-- Start of Data for this task --

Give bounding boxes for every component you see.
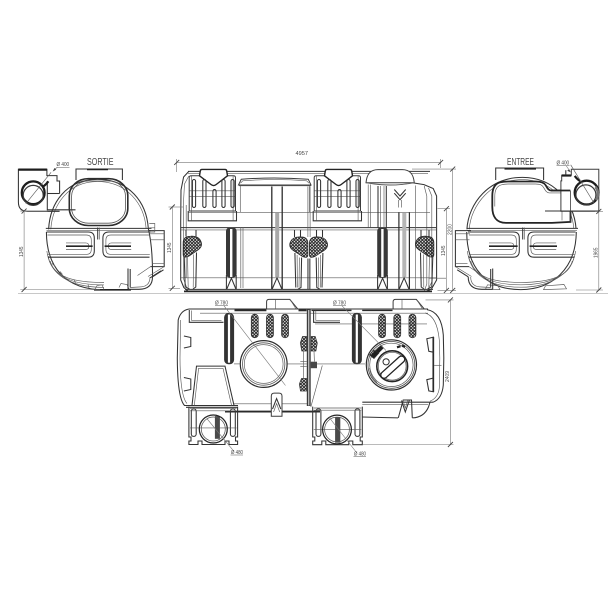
svg-text:1345: 1345	[441, 245, 447, 256]
svg-text:1345: 1345	[167, 242, 173, 253]
svg-text:1965: 1965	[594, 247, 600, 258]
svg-text:4957: 4957	[296, 151, 309, 157]
svg-text:2200: 2200	[448, 224, 454, 235]
svg-text:ENTREE: ENTREE	[507, 157, 534, 168]
svg-text:2409: 2409	[445, 371, 451, 382]
svg-text:SORTIE: SORTIE	[87, 157, 114, 168]
svg-text:1345: 1345	[19, 246, 25, 257]
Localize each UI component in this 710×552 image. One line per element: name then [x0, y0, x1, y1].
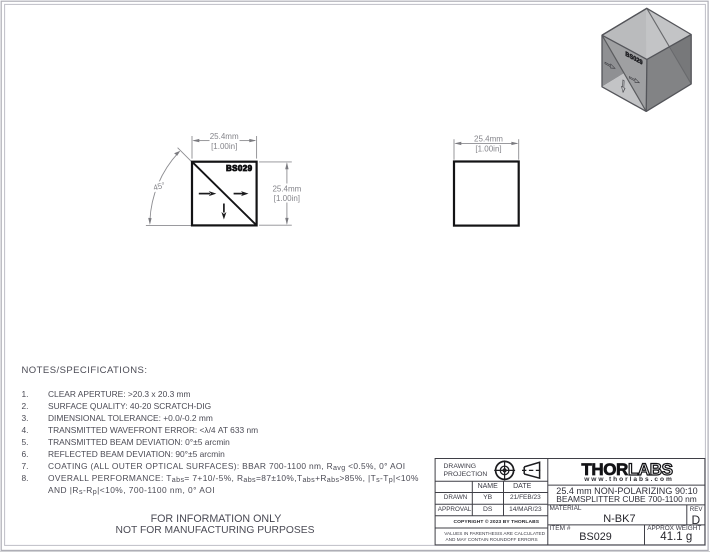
svg-text:[1.00in]: [1.00in] [475, 145, 501, 154]
svg-text:BS029: BS029 [226, 164, 253, 173]
svg-text:25.4mm: 25.4mm [474, 135, 503, 144]
svg-text:25.4mm: 25.4mm [210, 132, 239, 141]
svg-text:25.4mm: 25.4mm [272, 185, 301, 194]
svg-text:[1.00in]: [1.00in] [211, 142, 237, 151]
svg-text:45°: 45° [152, 181, 166, 193]
svg-text:[1.00in]: [1.00in] [274, 194, 300, 203]
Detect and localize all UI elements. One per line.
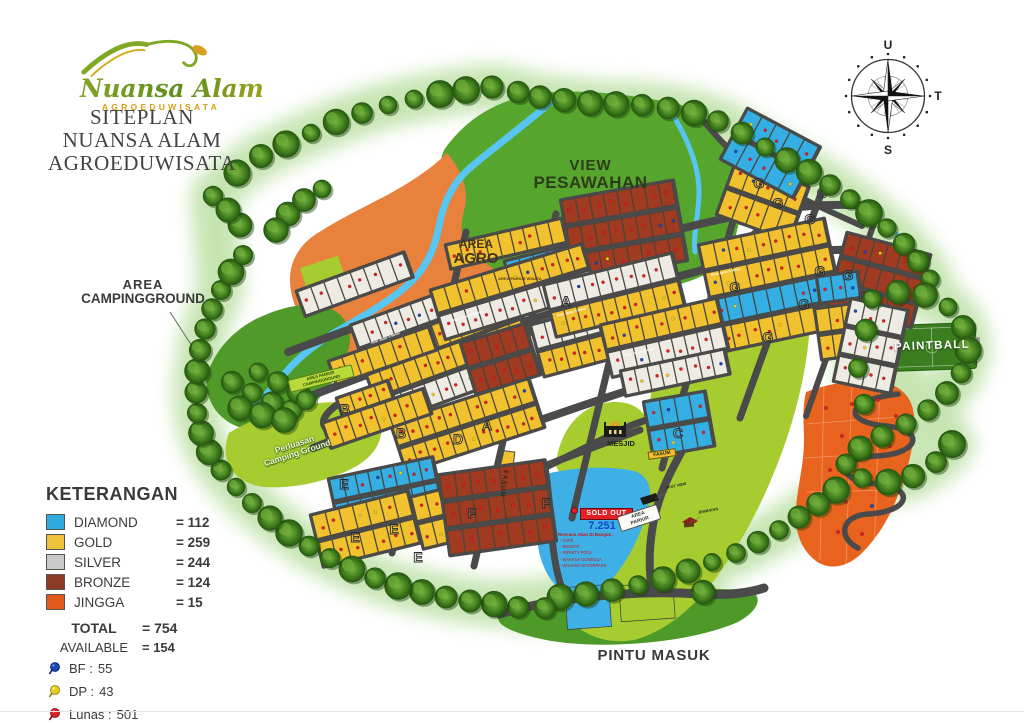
plot-cell: [514, 464, 531, 489]
block-letter: A: [482, 417, 492, 433]
block-letter: B: [396, 425, 406, 441]
legend-pin-dp: DP :43: [46, 681, 286, 702]
plot-cell: [488, 495, 505, 520]
silver-swatch: [46, 554, 65, 570]
bronze-swatch: [46, 574, 65, 590]
status-pin: [876, 398, 880, 402]
jingga-swatch: [46, 594, 65, 610]
plot-cell: [507, 521, 524, 546]
block-letter: G: [843, 267, 854, 283]
block-letter: G: [805, 211, 816, 227]
legend-panel: KETERANGAN DIAMOND= 112 GOLD= 259 SILVER…: [46, 484, 286, 724]
plot-cell: [537, 517, 554, 542]
legend-count: = 112: [176, 515, 209, 530]
plot-cell: [492, 523, 509, 548]
legend-item-diamond: DIAMOND= 112: [46, 512, 286, 532]
block-letter: A: [561, 293, 571, 309]
legend-item-gold: GOLD= 259: [46, 532, 286, 552]
block-letter: G: [773, 195, 784, 211]
compass-east-label: T: [934, 89, 942, 103]
plot-cell: [518, 491, 535, 516]
logo-script-text: Nuansa Alam: [79, 74, 262, 103]
plot-cell: [448, 529, 465, 554]
status-pin: [870, 504, 874, 508]
block-letter: G: [799, 296, 810, 312]
legend-available-row: AVAILABLE= 154: [46, 638, 286, 656]
available-label: AVAILABLE: [46, 640, 142, 655]
legend-count: = 15: [176, 595, 203, 610]
logo-roof-gold: [91, 50, 144, 76]
plot-block: [437, 458, 559, 558]
total-value: = 754: [142, 620, 177, 636]
block-letter: E: [339, 476, 348, 492]
page-edge-line: [0, 711, 1024, 712]
bf-label: BF :: [69, 661, 93, 676]
siteplan-canvas: AABBCCDEEEEFFGGGGGGGGGG Row Jalan 5 Mete…: [0, 0, 1024, 724]
status-pin: [824, 406, 828, 410]
legend-item-bronze: BRONZE= 124: [46, 572, 286, 592]
legend-pin-bf: BF :55: [46, 658, 286, 679]
legend-count: = 259: [176, 535, 210, 550]
block-letter: G: [815, 263, 826, 279]
brand-logo: Nuansa Alam AGROEDUWISATA: [52, 36, 262, 114]
lunas-value: 501: [117, 707, 139, 722]
block-letter: F: [468, 505, 477, 521]
compass-north-label: U: [884, 38, 893, 52]
legend-item-jingga: JINGGA= 15: [46, 592, 286, 612]
block-letter: E: [413, 549, 422, 565]
block-letter: E: [389, 521, 398, 537]
block-letter: E: [350, 529, 359, 545]
status-pin: [860, 532, 864, 536]
status-pin: [840, 434, 844, 438]
legend-item-silver: SILVER= 244: [46, 552, 286, 572]
title-line-3: AGROEDUWISATA: [18, 152, 266, 175]
legend-count: = 124: [176, 575, 210, 590]
lunas-label: Lunas :: [69, 707, 112, 722]
bf-pin-icon: [48, 661, 61, 676]
compass-rose: U T S: [836, 22, 948, 168]
legend-pin-lunas: Lunas :501: [46, 704, 286, 724]
plot-cell: [478, 525, 495, 550]
legend-label: GOLD: [74, 535, 176, 550]
lunas-pin-icon: [48, 707, 61, 722]
title-line-1: SITEPLAN: [18, 106, 266, 129]
dp-pin-icon: [48, 684, 61, 699]
status-pin: [836, 530, 840, 534]
compass-south-label: S: [884, 143, 892, 157]
bf-value: 55: [98, 661, 112, 676]
legend-count: = 244: [176, 555, 210, 570]
diamond-swatch: [46, 514, 65, 530]
status-pin: [894, 414, 898, 418]
logo-leaf: [191, 43, 208, 58]
block-letter: D: [453, 431, 463, 447]
status-pin: [828, 468, 832, 472]
block-letter: G: [754, 175, 765, 191]
block-letter: F: [542, 495, 551, 511]
dp-value: 43: [99, 684, 113, 699]
legend-heading: KETERANGAN: [46, 484, 286, 505]
legend-label: JINGGA: [74, 595, 176, 610]
block-letter: C: [673, 425, 683, 441]
gold-swatch: [46, 534, 65, 550]
legend-label: DIAMOND: [74, 515, 176, 530]
block-letter: G: [763, 329, 774, 345]
status-pin: [850, 402, 854, 406]
plot-cell: [499, 466, 516, 491]
total-label: TOTAL: [46, 620, 142, 636]
page-title: SITEPLAN NUANSA ALAM AGROEDUWISATA: [18, 106, 266, 175]
title-line-2: NUANSA ALAM: [18, 129, 266, 152]
legend-label: BRONZE: [74, 575, 176, 590]
available-value: = 154: [142, 640, 175, 655]
plot-block: [642, 389, 717, 459]
block-letter: G: [730, 279, 741, 295]
legend-total-row: TOTAL= 754: [46, 618, 286, 638]
block-letter: B: [340, 401, 350, 417]
legend-label: SILVER: [74, 555, 176, 570]
dp-label: DP :: [69, 684, 94, 699]
logo-leaf-curl: [147, 41, 197, 65]
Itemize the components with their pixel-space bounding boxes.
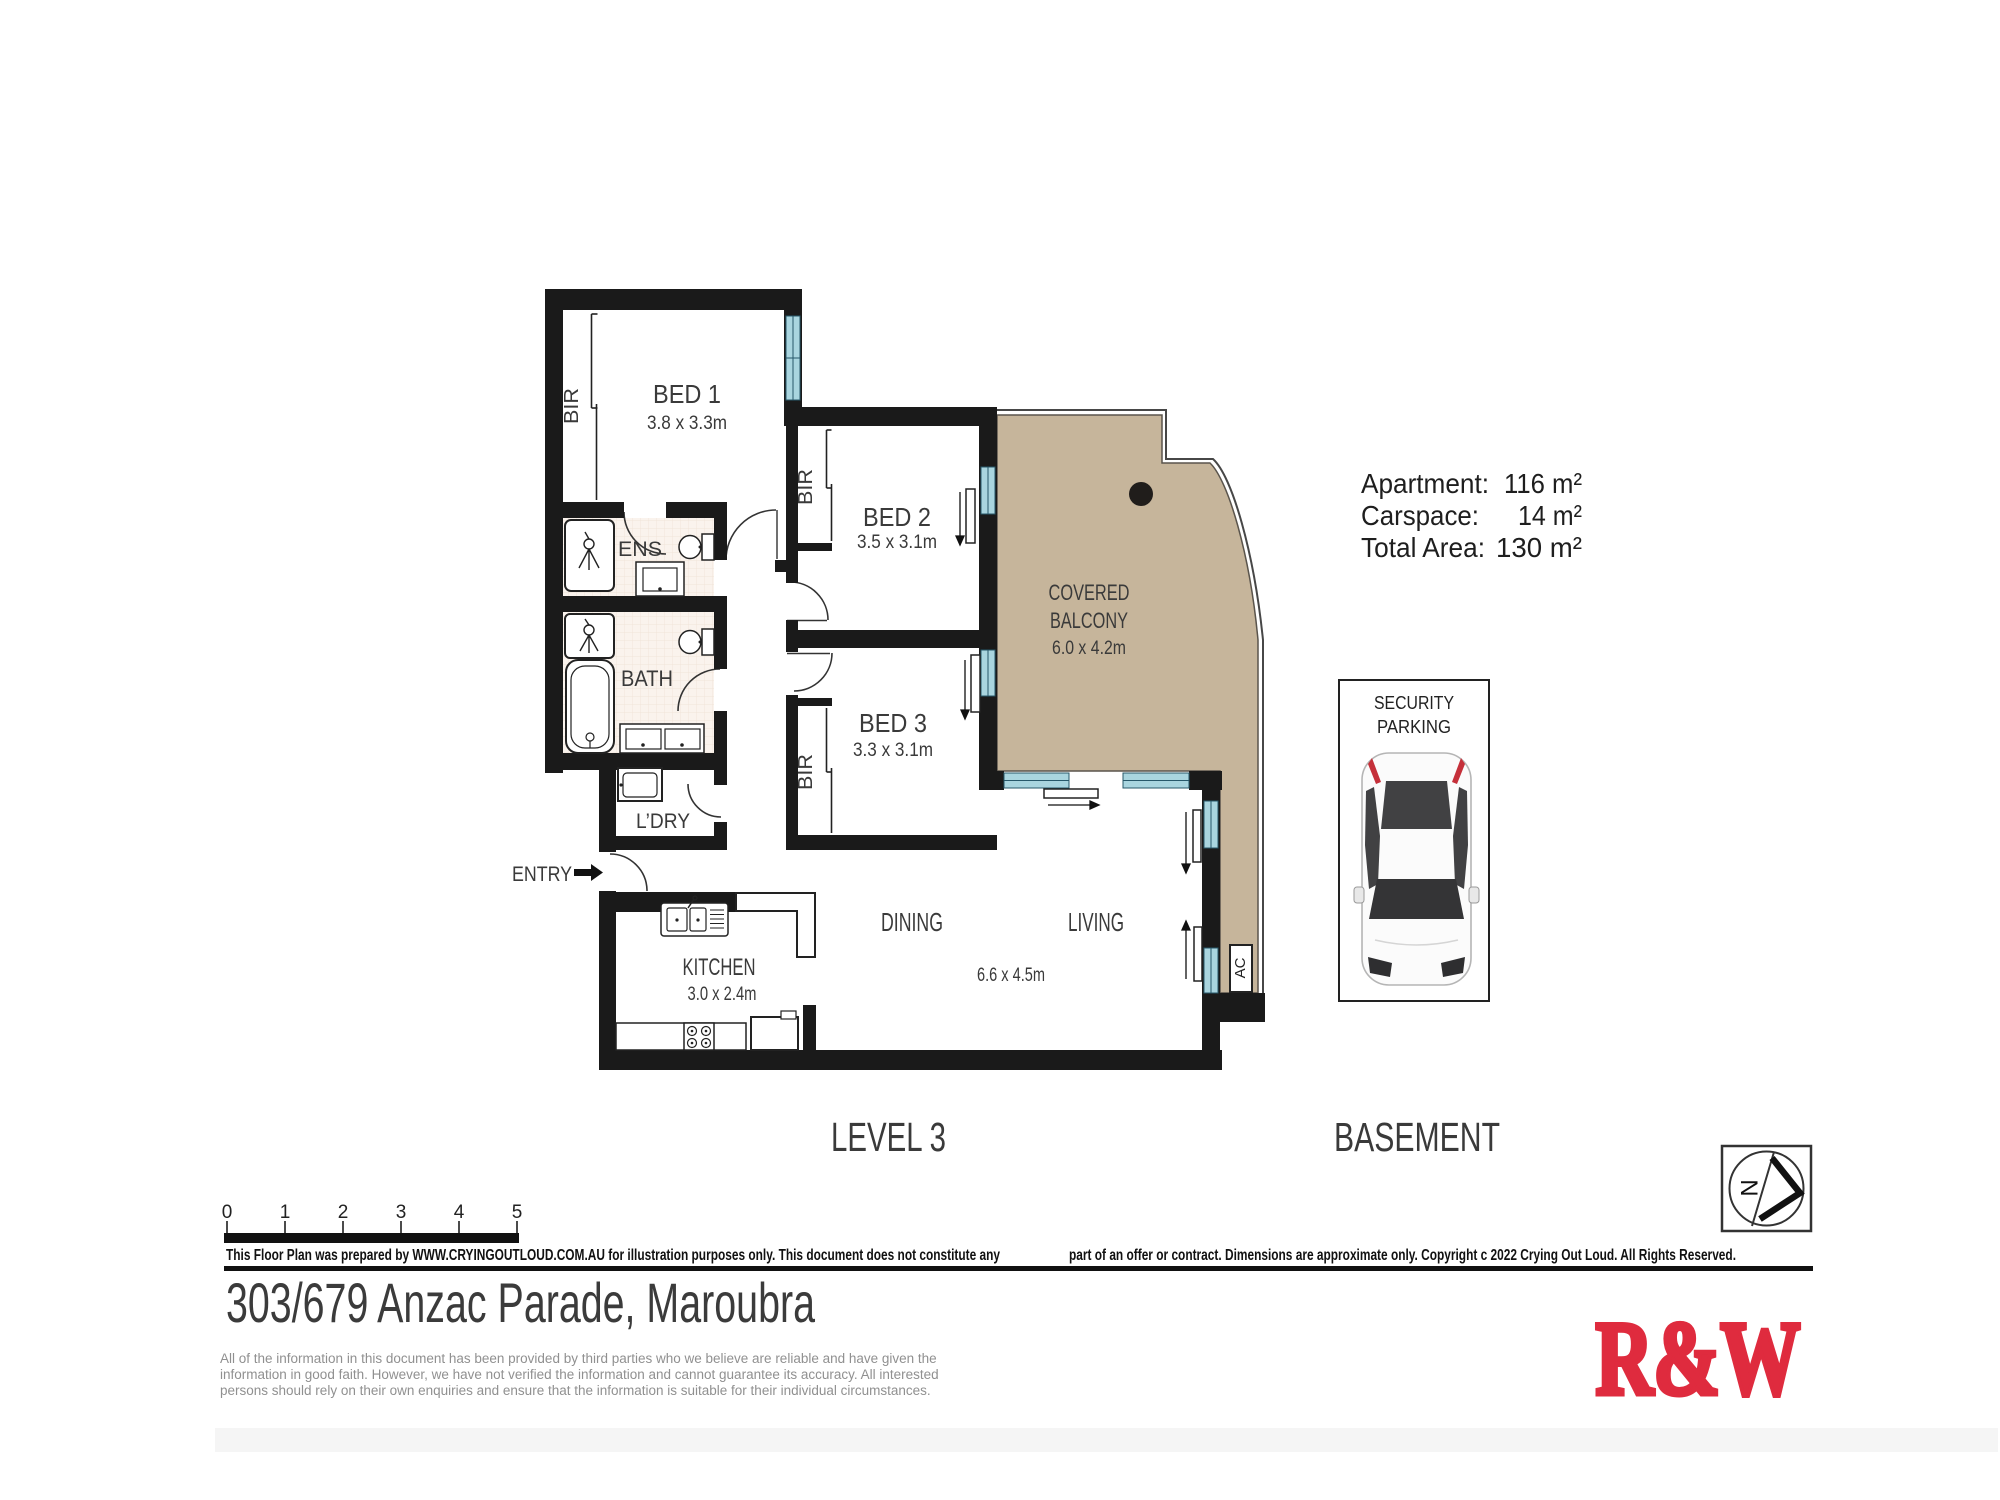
svg-text:BATH: BATH	[621, 666, 673, 691]
svg-text:3.3 x 3.1m: 3.3 x 3.1m	[853, 740, 933, 761]
svg-text:BASEMENT: BASEMENT	[1334, 1114, 1500, 1160]
svg-text:BED 1: BED 1	[653, 379, 721, 409]
svg-text:BALCONY: BALCONY	[1050, 608, 1128, 633]
svg-text:LEVEL 3: LEVEL 3	[831, 1114, 946, 1160]
svg-text:3.8 x 3.3m: 3.8 x 3.3m	[647, 413, 727, 434]
svg-text:130 m²: 130 m²	[1496, 532, 1582, 563]
svg-text:SECURITY: SECURITY	[1374, 693, 1454, 713]
svg-text:part of an offer or contract.: part of an offer or contract. Dimensions…	[1069, 1247, 1736, 1264]
svg-text:BIR: BIR	[561, 388, 583, 424]
svg-text:3: 3	[396, 1202, 407, 1223]
svg-text:6.0 x 4.2m: 6.0 x 4.2m	[1052, 638, 1126, 659]
svg-text:303/679 Anzac Parade, Maroubra: 303/679 Anzac Parade, Maroubra	[226, 1271, 816, 1334]
svg-text:All of the information in this: All of the information in this document …	[220, 1351, 937, 1366]
svg-text:BED 3: BED 3	[859, 708, 927, 738]
svg-text:LIVING: LIVING	[1068, 907, 1124, 937]
svg-text:Carspace:: Carspace:	[1361, 500, 1479, 531]
svg-text:KITCHEN: KITCHEN	[683, 954, 756, 981]
svg-text:116 m²: 116 m²	[1504, 468, 1582, 499]
svg-text:3.5 x 3.1m: 3.5 x 3.1m	[857, 532, 937, 553]
svg-text:14 m²: 14 m²	[1518, 500, 1582, 531]
svg-text:This Floor Plan was prepared b: This Floor Plan was prepared by WWW.CRYI…	[226, 1247, 1000, 1264]
svg-text:N: N	[1736, 1179, 1763, 1196]
svg-text:persons should rely on their o: persons should rely on their own enquiri…	[220, 1383, 931, 1398]
svg-text:PARKING: PARKING	[1377, 717, 1451, 737]
svg-text:2: 2	[338, 1202, 349, 1223]
svg-text:0: 0	[222, 1202, 233, 1223]
svg-text:Total Area:: Total Area:	[1361, 532, 1485, 563]
svg-text:4: 4	[454, 1202, 465, 1223]
svg-text:6.6 x 4.5m: 6.6 x 4.5m	[977, 965, 1045, 986]
svg-text:COVERED: COVERED	[1049, 580, 1130, 605]
svg-text:DINING: DINING	[881, 907, 943, 937]
svg-text:Apartment:: Apartment:	[1361, 468, 1489, 499]
svg-text:R&W: R&W	[1596, 1300, 1801, 1417]
svg-text:L’DRY: L’DRY	[636, 810, 690, 833]
svg-text:1: 1	[280, 1202, 291, 1223]
svg-text:3.0 x 2.4m: 3.0 x 2.4m	[688, 984, 757, 1005]
svg-text:ENS: ENS	[618, 538, 662, 561]
svg-text:BIR: BIR	[795, 754, 817, 790]
svg-text:information in good faith. How: information in good faith. However, we h…	[220, 1367, 939, 1382]
svg-text:BED 2: BED 2	[863, 502, 931, 532]
svg-text:BIR: BIR	[795, 469, 817, 505]
svg-text:AC: AC	[1232, 957, 1249, 978]
svg-text:5: 5	[512, 1202, 523, 1223]
svg-text:ENTRY: ENTRY	[512, 863, 572, 886]
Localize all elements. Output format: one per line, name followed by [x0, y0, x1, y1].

-- End of Data for this task --

## The problem
Copy the rows word for word, beginning at the line that contains "666, 673, 691]" and ending after the line that contains "580, 1130, 605]".

## Solution to this task
svg-text:BATH: BATH	[621, 666, 673, 691]
svg-text:3.3 x 3.1m: 3.3 x 3.1m	[853, 740, 933, 761]
svg-text:BASEMENT: BASEMENT	[1334, 1114, 1500, 1160]
svg-text:BED 1: BED 1	[653, 379, 721, 409]
svg-text:BALCONY: BALCONY	[1050, 608, 1128, 633]
svg-text:LEVEL 3: LEVEL 3	[831, 1114, 946, 1160]
svg-text:3.8 x 3.3m: 3.8 x 3.3m	[647, 413, 727, 434]
svg-text:130 m²: 130 m²	[1496, 532, 1582, 563]
svg-text:SECURITY: SECURITY	[1374, 693, 1454, 713]
svg-text:part of an offer or contract.: part of an offer or contract. Dimensions…	[1069, 1247, 1736, 1264]
svg-text:BIR: BIR	[561, 388, 583, 424]
svg-text:3: 3	[396, 1202, 407, 1223]
svg-text:6.0 x 4.2m: 6.0 x 4.2m	[1052, 638, 1126, 659]
svg-text:303/679 Anzac Parade, Maroubra: 303/679 Anzac Parade, Maroubra	[226, 1271, 816, 1334]
svg-text:All of the information in this: All of the information in this document …	[220, 1351, 937, 1366]
svg-text:BED 3: BED 3	[859, 708, 927, 738]
svg-text:LIVING: LIVING	[1068, 907, 1124, 937]
svg-text:Carspace:: Carspace:	[1361, 500, 1479, 531]
svg-text:KITCHEN: KITCHEN	[683, 954, 756, 981]
svg-text:116 m²: 116 m²	[1504, 468, 1582, 499]
svg-text:3.5 x 3.1m: 3.5 x 3.1m	[857, 532, 937, 553]
svg-text:14 m²: 14 m²	[1518, 500, 1582, 531]
svg-text:This Floor Plan was prepared b: This Floor Plan was prepared by WWW.CRYI…	[226, 1247, 1000, 1264]
svg-text:N: N	[1736, 1179, 1763, 1196]
svg-text:persons should rely on their o: persons should rely on their own enquiri…	[220, 1383, 931, 1398]
svg-text:PARKING: PARKING	[1377, 717, 1451, 737]
svg-text:2: 2	[338, 1202, 349, 1223]
svg-text:0: 0	[222, 1202, 233, 1223]
svg-text:Total Area:: Total Area:	[1361, 532, 1485, 563]
svg-text:4: 4	[454, 1202, 465, 1223]
svg-text:6.6 x 4.5m: 6.6 x 4.5m	[977, 965, 1045, 986]
svg-text:COVERED: COVERED	[1049, 580, 1130, 605]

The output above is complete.